- _What the task requires_: Locate the word "structured" in the material, then show every line that holds it.

- _Extracted records_:
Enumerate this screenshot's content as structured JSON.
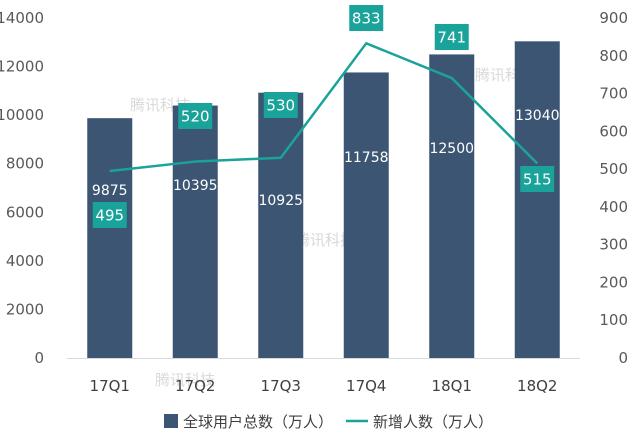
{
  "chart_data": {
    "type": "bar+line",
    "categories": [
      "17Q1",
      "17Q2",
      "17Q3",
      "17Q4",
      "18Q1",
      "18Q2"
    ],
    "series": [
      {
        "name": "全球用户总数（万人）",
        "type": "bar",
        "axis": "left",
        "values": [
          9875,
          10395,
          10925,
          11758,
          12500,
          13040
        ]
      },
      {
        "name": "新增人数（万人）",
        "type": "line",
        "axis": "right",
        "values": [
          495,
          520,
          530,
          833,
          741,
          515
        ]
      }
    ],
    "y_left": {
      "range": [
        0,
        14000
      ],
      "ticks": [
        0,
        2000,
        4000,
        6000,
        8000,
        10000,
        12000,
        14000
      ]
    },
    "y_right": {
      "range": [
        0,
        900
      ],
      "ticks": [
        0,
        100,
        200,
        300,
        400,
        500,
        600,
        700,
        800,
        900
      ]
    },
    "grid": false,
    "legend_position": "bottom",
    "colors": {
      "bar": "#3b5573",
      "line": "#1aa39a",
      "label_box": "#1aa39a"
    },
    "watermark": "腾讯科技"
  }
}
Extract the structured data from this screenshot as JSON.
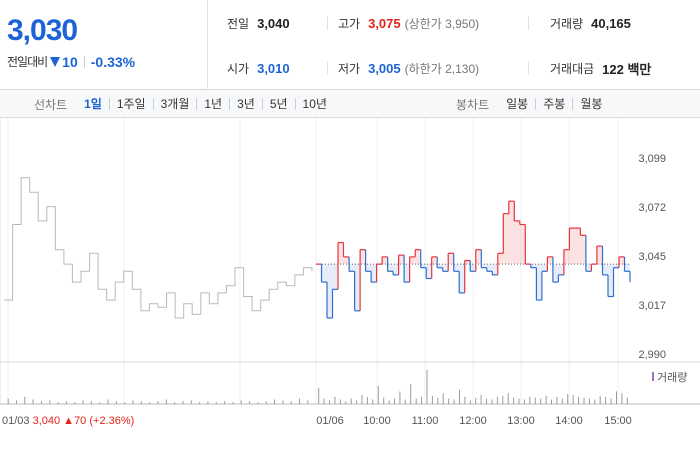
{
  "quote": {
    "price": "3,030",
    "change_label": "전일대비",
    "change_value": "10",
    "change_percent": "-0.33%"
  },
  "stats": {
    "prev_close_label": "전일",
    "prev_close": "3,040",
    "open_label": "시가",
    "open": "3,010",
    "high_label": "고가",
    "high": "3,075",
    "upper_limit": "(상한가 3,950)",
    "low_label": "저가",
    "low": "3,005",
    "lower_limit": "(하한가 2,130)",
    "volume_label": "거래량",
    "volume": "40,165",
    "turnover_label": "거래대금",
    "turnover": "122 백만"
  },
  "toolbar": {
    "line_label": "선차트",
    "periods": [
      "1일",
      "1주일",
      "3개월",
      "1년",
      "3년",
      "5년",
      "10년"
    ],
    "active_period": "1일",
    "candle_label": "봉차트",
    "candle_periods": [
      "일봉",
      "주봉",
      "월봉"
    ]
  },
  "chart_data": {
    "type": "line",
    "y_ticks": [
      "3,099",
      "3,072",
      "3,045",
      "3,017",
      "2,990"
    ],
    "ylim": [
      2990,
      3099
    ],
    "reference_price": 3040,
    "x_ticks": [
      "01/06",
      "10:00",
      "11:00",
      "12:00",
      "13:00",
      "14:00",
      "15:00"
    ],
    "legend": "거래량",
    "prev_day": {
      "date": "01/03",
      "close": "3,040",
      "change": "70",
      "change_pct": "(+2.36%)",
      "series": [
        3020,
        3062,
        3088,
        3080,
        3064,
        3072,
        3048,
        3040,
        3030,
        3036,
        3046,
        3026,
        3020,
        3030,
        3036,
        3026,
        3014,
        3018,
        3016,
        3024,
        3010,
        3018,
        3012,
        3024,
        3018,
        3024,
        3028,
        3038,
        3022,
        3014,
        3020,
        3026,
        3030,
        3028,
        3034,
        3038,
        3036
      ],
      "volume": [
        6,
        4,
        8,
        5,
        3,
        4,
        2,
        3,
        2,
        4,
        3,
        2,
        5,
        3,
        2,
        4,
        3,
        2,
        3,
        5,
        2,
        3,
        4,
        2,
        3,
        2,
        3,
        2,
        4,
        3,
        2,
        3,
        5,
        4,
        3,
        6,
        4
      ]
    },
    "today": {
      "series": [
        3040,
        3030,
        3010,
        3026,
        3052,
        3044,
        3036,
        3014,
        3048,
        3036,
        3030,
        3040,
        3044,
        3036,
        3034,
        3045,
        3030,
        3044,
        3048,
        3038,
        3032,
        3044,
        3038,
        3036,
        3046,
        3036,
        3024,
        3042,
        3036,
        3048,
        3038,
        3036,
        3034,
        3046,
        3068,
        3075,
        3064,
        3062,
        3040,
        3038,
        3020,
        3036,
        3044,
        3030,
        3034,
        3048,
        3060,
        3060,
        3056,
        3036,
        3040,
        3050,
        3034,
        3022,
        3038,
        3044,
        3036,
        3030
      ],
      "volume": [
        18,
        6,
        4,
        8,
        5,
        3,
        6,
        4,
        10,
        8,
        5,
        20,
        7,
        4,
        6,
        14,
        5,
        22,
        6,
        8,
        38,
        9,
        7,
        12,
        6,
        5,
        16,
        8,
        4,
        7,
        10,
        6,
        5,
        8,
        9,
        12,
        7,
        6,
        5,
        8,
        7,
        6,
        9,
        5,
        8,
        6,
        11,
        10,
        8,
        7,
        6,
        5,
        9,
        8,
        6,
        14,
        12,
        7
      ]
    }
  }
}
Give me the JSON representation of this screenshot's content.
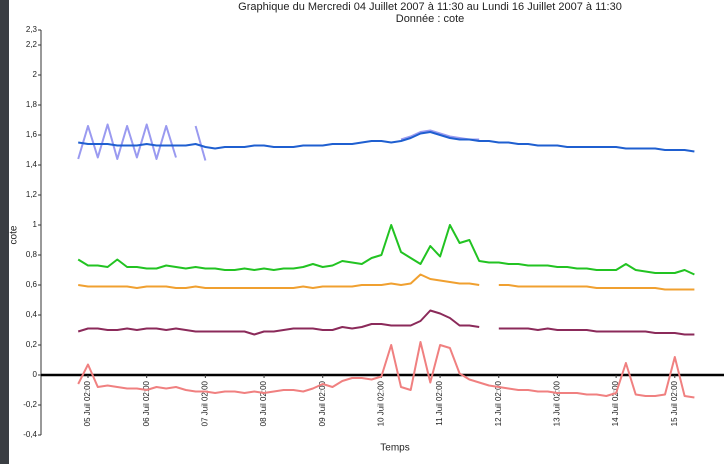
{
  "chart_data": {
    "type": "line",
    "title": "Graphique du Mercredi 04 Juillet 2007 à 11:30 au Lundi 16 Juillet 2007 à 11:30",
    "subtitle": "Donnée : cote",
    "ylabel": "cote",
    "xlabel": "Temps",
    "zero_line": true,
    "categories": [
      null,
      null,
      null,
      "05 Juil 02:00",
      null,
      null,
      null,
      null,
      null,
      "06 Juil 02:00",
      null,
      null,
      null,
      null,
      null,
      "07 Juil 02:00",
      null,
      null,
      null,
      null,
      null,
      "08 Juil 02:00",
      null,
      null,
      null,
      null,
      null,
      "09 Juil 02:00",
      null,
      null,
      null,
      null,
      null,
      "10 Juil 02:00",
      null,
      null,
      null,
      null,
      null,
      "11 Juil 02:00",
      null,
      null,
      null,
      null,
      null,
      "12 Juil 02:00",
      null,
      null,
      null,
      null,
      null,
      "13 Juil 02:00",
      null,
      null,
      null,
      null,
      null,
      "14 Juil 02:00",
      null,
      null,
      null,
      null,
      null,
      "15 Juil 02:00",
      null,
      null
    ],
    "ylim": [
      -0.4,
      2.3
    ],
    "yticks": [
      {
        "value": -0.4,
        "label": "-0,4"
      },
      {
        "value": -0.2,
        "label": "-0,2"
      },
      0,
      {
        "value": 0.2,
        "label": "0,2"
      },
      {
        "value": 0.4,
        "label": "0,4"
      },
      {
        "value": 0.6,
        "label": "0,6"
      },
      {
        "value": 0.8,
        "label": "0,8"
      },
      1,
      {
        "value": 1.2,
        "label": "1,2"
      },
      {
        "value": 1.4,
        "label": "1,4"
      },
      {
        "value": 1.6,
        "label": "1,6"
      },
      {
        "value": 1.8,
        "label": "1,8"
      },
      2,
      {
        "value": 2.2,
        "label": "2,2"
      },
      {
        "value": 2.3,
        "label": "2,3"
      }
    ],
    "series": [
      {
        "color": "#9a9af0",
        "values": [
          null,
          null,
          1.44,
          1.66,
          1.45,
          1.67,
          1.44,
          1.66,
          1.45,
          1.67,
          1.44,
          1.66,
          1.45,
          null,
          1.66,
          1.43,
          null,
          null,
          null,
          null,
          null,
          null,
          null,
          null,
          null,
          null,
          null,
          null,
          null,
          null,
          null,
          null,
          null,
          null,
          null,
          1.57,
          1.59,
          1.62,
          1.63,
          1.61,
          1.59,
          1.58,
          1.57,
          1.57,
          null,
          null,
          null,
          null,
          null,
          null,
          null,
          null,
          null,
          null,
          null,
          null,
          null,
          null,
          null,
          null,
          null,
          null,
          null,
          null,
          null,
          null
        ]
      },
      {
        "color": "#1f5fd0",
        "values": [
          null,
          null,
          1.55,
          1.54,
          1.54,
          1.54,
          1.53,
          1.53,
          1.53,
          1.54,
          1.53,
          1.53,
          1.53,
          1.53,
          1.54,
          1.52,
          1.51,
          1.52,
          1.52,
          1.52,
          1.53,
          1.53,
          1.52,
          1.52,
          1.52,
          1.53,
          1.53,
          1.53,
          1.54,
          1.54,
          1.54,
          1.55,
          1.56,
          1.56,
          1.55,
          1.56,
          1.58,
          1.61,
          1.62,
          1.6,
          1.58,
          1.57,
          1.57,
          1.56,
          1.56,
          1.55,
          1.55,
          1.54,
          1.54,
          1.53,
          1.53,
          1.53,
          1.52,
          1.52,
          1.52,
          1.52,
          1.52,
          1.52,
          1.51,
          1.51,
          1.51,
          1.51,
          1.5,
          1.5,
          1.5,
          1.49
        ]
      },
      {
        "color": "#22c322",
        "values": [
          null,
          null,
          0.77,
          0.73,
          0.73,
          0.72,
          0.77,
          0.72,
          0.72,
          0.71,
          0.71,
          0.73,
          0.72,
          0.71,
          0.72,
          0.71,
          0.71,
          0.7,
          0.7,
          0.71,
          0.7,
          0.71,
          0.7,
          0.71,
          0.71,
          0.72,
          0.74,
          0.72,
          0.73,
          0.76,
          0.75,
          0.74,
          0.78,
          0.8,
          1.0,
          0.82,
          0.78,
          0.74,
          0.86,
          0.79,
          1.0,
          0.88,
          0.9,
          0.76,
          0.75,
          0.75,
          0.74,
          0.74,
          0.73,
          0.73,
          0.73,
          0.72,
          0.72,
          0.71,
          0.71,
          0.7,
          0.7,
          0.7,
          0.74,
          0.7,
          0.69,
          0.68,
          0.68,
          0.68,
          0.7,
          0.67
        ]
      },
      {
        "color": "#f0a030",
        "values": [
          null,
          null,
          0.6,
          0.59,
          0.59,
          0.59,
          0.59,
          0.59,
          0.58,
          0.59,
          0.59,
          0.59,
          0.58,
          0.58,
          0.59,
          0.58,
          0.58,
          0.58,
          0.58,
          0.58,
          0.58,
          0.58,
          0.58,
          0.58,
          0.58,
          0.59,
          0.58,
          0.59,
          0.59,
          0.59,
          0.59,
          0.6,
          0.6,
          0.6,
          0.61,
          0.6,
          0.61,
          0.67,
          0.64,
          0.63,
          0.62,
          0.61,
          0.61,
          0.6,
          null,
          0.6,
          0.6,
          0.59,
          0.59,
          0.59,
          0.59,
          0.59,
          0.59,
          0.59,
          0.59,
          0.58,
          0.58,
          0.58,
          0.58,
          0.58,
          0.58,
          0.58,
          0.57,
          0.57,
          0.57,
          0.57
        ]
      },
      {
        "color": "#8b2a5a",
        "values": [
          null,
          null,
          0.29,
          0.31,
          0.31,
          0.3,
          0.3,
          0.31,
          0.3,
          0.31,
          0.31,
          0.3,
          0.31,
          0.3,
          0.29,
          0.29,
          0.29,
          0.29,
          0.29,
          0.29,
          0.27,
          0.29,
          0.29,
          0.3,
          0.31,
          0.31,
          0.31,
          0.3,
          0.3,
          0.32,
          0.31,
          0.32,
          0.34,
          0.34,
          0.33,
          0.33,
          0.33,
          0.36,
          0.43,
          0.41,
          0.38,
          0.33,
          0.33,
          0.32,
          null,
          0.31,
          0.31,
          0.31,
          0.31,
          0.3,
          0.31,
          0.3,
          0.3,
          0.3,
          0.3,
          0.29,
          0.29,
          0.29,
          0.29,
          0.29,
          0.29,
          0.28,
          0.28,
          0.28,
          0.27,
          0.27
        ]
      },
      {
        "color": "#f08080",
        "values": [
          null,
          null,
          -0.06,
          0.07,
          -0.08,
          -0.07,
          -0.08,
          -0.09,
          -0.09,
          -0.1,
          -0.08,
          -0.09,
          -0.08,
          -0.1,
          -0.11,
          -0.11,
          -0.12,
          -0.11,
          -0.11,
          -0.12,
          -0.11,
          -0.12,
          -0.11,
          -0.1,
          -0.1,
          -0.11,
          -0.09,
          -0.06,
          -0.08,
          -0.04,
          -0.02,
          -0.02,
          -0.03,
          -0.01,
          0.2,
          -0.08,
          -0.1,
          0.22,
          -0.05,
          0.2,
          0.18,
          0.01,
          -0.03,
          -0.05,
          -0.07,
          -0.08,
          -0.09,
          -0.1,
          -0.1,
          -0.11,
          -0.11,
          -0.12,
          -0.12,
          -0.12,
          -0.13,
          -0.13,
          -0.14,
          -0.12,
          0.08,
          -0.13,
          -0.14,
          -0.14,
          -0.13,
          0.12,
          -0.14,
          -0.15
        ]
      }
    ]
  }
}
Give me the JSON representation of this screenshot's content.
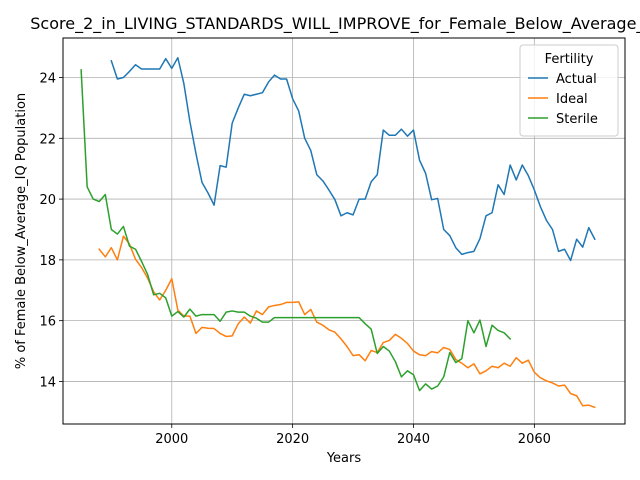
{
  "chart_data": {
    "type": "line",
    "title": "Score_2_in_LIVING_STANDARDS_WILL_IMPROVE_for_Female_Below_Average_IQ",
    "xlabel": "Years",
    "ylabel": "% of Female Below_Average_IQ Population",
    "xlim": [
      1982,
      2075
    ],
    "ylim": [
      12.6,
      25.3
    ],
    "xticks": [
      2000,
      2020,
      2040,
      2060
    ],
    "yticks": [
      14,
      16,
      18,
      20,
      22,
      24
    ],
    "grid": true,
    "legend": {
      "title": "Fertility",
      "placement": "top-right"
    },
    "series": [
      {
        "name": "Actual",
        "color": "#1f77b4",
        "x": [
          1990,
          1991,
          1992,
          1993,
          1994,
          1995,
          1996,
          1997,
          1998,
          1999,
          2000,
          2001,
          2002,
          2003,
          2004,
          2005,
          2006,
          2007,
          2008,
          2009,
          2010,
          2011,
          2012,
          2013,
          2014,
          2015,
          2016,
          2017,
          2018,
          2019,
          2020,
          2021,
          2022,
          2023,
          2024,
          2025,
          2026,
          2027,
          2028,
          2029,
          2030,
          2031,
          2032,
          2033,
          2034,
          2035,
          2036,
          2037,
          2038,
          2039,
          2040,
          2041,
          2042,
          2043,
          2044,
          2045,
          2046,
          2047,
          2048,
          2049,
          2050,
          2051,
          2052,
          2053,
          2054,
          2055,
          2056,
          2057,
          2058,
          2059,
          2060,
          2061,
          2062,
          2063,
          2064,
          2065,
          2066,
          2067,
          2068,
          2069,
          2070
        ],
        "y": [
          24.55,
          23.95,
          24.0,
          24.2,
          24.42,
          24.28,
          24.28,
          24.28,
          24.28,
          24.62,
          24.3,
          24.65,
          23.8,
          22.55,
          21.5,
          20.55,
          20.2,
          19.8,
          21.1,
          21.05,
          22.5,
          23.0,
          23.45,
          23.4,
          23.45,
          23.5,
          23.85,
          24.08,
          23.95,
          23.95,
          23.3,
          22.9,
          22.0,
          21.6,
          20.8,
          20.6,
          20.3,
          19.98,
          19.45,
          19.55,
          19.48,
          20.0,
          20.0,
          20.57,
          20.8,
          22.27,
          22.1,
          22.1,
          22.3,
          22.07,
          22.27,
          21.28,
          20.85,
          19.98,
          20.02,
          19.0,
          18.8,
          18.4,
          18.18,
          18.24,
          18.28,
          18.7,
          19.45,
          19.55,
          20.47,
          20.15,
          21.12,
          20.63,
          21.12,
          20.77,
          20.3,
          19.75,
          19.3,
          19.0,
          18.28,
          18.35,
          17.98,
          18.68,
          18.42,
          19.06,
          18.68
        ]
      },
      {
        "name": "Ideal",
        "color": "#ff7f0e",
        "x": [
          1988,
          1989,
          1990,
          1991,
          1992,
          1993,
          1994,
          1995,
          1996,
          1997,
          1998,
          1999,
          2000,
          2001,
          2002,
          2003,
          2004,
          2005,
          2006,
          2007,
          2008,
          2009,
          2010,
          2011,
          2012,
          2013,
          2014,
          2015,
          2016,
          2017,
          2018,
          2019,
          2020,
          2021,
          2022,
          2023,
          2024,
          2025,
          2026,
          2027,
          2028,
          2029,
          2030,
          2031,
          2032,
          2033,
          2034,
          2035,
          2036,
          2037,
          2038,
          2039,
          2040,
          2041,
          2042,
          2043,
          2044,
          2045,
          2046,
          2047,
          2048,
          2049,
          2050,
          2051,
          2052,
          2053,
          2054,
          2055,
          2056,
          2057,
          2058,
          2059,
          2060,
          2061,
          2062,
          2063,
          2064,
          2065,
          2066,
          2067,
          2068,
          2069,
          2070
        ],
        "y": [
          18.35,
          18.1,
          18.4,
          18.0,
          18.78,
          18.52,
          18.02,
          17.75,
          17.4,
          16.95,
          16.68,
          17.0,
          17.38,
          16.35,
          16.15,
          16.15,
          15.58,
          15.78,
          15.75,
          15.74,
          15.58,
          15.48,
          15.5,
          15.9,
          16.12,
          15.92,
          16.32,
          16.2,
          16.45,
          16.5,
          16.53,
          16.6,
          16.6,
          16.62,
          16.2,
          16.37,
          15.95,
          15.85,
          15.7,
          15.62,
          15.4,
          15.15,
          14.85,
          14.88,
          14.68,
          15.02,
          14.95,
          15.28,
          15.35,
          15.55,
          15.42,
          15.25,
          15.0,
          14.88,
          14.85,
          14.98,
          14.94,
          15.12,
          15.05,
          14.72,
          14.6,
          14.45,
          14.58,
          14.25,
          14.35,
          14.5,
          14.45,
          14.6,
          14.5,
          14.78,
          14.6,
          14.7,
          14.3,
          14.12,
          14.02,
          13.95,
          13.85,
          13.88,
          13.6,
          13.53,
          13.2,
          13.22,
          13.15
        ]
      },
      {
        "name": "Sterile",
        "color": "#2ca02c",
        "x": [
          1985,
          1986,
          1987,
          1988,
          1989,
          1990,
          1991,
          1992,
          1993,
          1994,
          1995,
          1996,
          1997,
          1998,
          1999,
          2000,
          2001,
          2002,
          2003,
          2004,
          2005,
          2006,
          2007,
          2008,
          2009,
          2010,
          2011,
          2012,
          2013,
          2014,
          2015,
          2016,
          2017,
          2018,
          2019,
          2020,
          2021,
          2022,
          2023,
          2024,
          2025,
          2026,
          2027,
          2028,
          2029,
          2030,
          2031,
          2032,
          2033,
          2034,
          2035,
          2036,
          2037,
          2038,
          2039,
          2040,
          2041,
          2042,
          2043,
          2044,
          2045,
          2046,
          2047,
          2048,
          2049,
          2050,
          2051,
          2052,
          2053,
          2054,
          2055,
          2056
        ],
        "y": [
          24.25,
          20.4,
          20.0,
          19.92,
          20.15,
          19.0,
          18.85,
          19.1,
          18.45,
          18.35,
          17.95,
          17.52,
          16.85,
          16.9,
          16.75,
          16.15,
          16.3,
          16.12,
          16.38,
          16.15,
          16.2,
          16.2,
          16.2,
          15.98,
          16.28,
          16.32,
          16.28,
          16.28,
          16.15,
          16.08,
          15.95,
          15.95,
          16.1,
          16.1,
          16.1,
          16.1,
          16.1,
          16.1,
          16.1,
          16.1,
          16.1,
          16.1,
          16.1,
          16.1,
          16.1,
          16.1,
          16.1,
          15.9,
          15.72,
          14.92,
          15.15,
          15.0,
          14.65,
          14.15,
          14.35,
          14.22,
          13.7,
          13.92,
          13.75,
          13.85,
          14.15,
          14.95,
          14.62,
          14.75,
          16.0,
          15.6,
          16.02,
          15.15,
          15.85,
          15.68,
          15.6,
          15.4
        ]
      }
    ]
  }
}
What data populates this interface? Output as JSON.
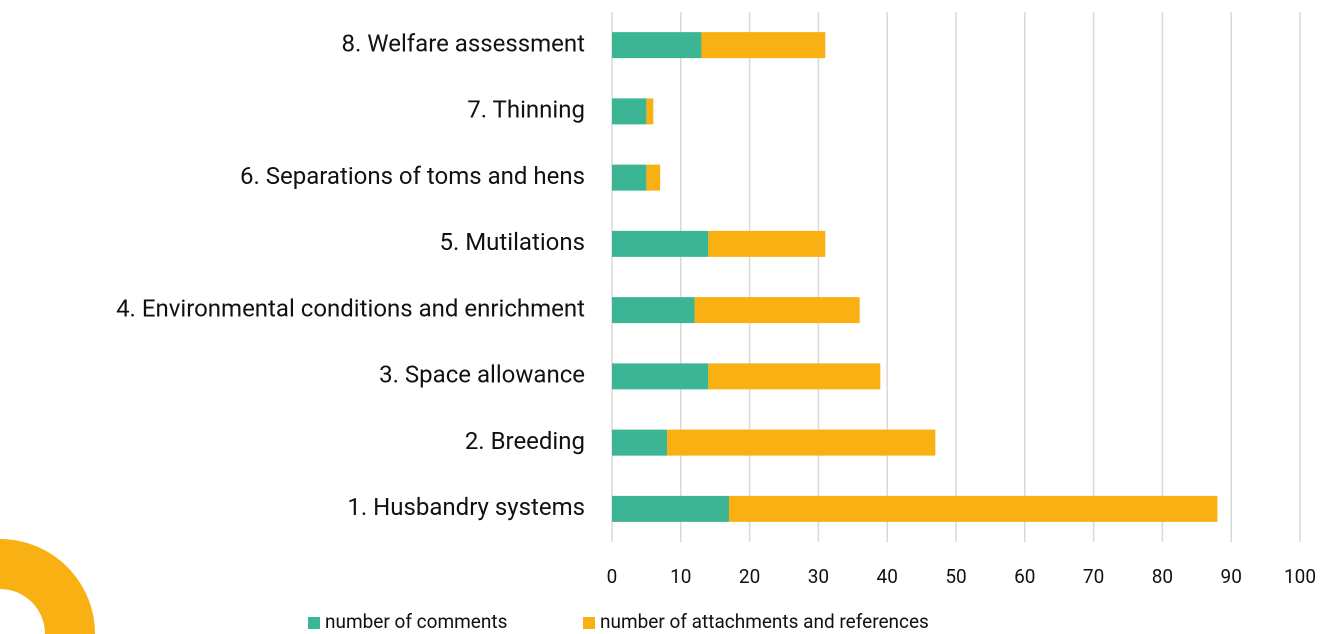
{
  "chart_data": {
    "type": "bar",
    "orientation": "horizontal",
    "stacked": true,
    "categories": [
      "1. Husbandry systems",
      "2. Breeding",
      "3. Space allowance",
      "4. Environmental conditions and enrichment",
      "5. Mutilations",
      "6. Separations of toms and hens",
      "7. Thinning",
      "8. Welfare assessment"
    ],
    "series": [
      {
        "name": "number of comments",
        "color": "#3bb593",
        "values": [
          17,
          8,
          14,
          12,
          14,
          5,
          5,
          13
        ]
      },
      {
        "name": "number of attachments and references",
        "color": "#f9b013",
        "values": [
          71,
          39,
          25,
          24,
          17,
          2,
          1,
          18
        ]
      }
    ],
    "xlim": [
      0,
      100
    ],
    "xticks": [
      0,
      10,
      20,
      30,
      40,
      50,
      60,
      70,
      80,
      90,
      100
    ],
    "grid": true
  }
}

- _Finished answer_:
Enumerate this screenshot's content as structured JSON.
Extract the structured data from this screenshot as JSON.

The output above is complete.